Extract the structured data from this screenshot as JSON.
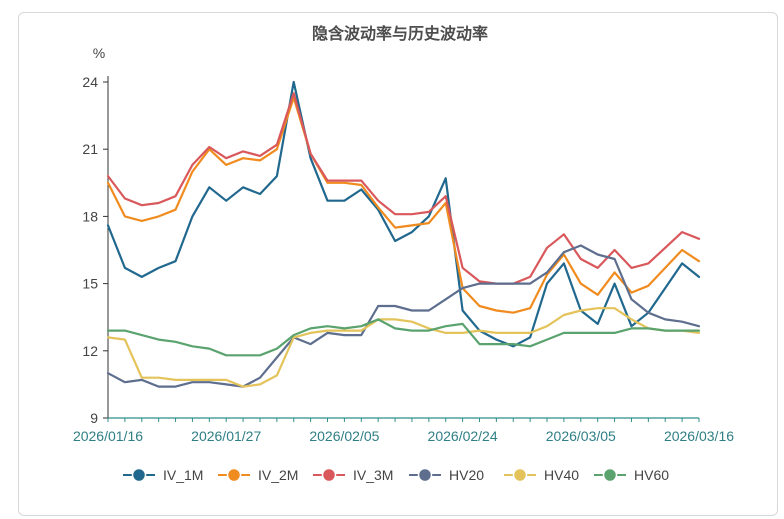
{
  "chart_data": {
    "type": "line",
    "title": "隐含波动率与历史波动率",
    "ylabel": "%",
    "xlabel": "",
    "ylim": [
      9,
      24
    ],
    "yticks": [
      9,
      12,
      15,
      18,
      21,
      24
    ],
    "x": [
      "2026/01/16",
      "2026/01/19",
      "2026/01/20",
      "2026/01/21",
      "2026/01/22",
      "2026/01/23",
      "2026/01/26",
      "2026/01/27",
      "2026/01/28",
      "2026/01/29",
      "2026/01/30",
      "2026/02/02",
      "2026/02/03",
      "2026/02/04",
      "2026/02/05",
      "2026/02/06",
      "2026/02/09",
      "2026/02/10",
      "2026/02/11",
      "2026/02/12",
      "2026/02/13",
      "2026/02/24",
      "2026/02/25",
      "2026/02/26",
      "2026/02/27",
      "2026/03/02",
      "2026/03/03",
      "2026/03/04",
      "2026/03/05",
      "2026/03/06",
      "2026/03/09",
      "2026/03/10",
      "2026/03/11",
      "2026/03/12",
      "2026/03/13",
      "2026/03/16"
    ],
    "xtick_labels": [
      "2026/01/16",
      "2026/01/27",
      "2026/02/05",
      "2026/02/24",
      "2026/03/05",
      "2026/03/16"
    ],
    "legend_position": "bottom",
    "grid": false,
    "series": [
      {
        "name": "IV_1M",
        "color": "#21688e",
        "values": [
          17.6,
          15.7,
          15.3,
          15.7,
          16.0,
          18.0,
          19.3,
          18.7,
          19.3,
          19.0,
          19.8,
          24.0,
          20.6,
          18.7,
          18.7,
          19.2,
          18.3,
          16.9,
          17.3,
          18.0,
          19.7,
          13.8,
          12.9,
          12.5,
          12.2,
          12.6,
          15.0,
          15.9,
          13.8,
          13.2,
          15.0,
          13.1,
          13.7,
          14.8,
          15.9,
          15.3
        ]
      },
      {
        "name": "IV_2M",
        "color": "#f08b1f",
        "values": [
          19.5,
          18.0,
          17.8,
          18.0,
          18.3,
          20.0,
          21.0,
          20.3,
          20.6,
          20.5,
          21.0,
          23.3,
          20.8,
          19.5,
          19.5,
          19.4,
          18.4,
          17.5,
          17.6,
          17.7,
          18.6,
          14.8,
          14.0,
          13.8,
          13.7,
          13.9,
          15.4,
          16.3,
          15.0,
          14.5,
          15.5,
          14.6,
          14.9,
          15.7,
          16.5,
          16.0
        ]
      },
      {
        "name": "IV_3M",
        "color": "#d9585b",
        "values": [
          19.8,
          18.8,
          18.5,
          18.6,
          18.9,
          20.3,
          21.1,
          20.6,
          20.9,
          20.7,
          21.2,
          23.5,
          20.8,
          19.6,
          19.6,
          19.6,
          18.7,
          18.1,
          18.1,
          18.2,
          18.9,
          15.7,
          15.1,
          15.0,
          15.0,
          15.3,
          16.6,
          17.2,
          16.1,
          15.7,
          16.5,
          15.7,
          15.9,
          16.6,
          17.3,
          17.0
        ]
      },
      {
        "name": "HV20",
        "color": "#5e6e8e",
        "values": [
          11.0,
          10.6,
          10.7,
          10.4,
          10.4,
          10.6,
          10.6,
          10.5,
          10.4,
          10.8,
          11.7,
          12.6,
          12.3,
          12.8,
          12.7,
          12.7,
          14.0,
          14.0,
          13.8,
          13.8,
          14.3,
          14.8,
          15.0,
          15.0,
          15.0,
          15.0,
          15.5,
          16.4,
          16.7,
          16.3,
          16.1,
          14.3,
          13.7,
          13.4,
          13.3,
          13.1
        ]
      },
      {
        "name": "HV40",
        "color": "#e4c35a",
        "values": [
          12.6,
          12.5,
          10.8,
          10.8,
          10.7,
          10.7,
          10.7,
          10.7,
          10.4,
          10.5,
          10.9,
          12.6,
          12.8,
          12.9,
          12.9,
          12.9,
          13.4,
          13.4,
          13.3,
          13.0,
          12.8,
          12.8,
          12.9,
          12.8,
          12.8,
          12.8,
          13.1,
          13.6,
          13.8,
          13.9,
          13.9,
          13.4,
          13.0,
          12.9,
          12.9,
          12.8
        ]
      },
      {
        "name": "HV60",
        "color": "#5aa36e",
        "values": [
          12.9,
          12.9,
          12.7,
          12.5,
          12.4,
          12.2,
          12.1,
          11.8,
          11.8,
          11.8,
          12.1,
          12.7,
          13.0,
          13.1,
          13.0,
          13.1,
          13.4,
          13.0,
          12.9,
          12.9,
          13.1,
          13.2,
          12.3,
          12.3,
          12.3,
          12.2,
          12.5,
          12.8,
          12.8,
          12.8,
          12.8,
          13.0,
          13.0,
          12.9,
          12.9,
          12.9
        ]
      }
    ]
  }
}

※

§ TASK GOAL: Copy all lines from the data that hold the word "color".

§ THE REPLY:
        "color": "#21688e",
        "color": "#f08b1f",
        "color": "#d9585b",
        "color": "#5e6e8e",
        "color": "#e4c35a",
        "color": "#5aa36e",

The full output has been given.